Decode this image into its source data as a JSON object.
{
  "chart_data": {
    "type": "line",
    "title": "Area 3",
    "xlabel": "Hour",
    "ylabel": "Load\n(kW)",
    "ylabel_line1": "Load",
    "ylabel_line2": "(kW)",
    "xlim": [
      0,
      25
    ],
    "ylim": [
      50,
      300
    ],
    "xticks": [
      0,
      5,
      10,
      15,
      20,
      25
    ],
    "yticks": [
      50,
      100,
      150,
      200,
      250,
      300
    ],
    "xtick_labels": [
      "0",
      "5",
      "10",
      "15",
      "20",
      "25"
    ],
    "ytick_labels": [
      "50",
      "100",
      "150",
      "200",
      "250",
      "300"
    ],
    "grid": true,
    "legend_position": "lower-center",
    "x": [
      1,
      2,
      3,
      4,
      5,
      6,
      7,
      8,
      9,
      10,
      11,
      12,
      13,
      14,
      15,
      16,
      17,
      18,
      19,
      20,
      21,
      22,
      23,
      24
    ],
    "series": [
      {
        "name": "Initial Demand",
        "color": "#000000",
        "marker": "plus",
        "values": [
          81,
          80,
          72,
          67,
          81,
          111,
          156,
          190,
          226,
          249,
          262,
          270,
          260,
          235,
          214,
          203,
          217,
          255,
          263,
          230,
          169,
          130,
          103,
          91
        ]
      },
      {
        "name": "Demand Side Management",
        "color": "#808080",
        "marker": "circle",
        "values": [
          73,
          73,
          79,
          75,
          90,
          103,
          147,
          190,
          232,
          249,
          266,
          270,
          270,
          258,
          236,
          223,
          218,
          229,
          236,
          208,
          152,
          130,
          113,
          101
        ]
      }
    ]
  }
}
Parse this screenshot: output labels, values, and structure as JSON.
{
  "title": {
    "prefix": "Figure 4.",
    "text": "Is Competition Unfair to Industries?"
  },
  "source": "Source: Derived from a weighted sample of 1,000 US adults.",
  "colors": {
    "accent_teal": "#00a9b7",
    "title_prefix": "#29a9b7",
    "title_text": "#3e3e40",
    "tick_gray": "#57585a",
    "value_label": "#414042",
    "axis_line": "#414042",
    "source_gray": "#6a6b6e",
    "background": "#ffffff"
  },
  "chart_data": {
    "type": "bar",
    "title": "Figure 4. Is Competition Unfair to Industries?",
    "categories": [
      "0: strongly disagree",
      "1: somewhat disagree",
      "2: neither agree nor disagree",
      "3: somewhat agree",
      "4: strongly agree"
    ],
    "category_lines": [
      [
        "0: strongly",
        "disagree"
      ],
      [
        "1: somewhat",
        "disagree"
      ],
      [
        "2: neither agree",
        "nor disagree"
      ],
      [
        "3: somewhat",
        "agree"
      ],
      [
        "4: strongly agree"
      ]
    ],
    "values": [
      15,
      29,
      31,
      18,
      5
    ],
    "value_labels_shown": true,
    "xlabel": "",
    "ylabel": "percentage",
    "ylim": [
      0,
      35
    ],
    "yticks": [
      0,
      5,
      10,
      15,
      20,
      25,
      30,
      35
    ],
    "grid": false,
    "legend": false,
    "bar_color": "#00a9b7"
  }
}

===

Copy all lines from the material that contain "disagree".

• Task result:
      "0: strongly disagree",
      "1: somewhat disagree",
      "2: neither agree nor disagree",
        "disagree"
        "disagree"
        "nor disagree"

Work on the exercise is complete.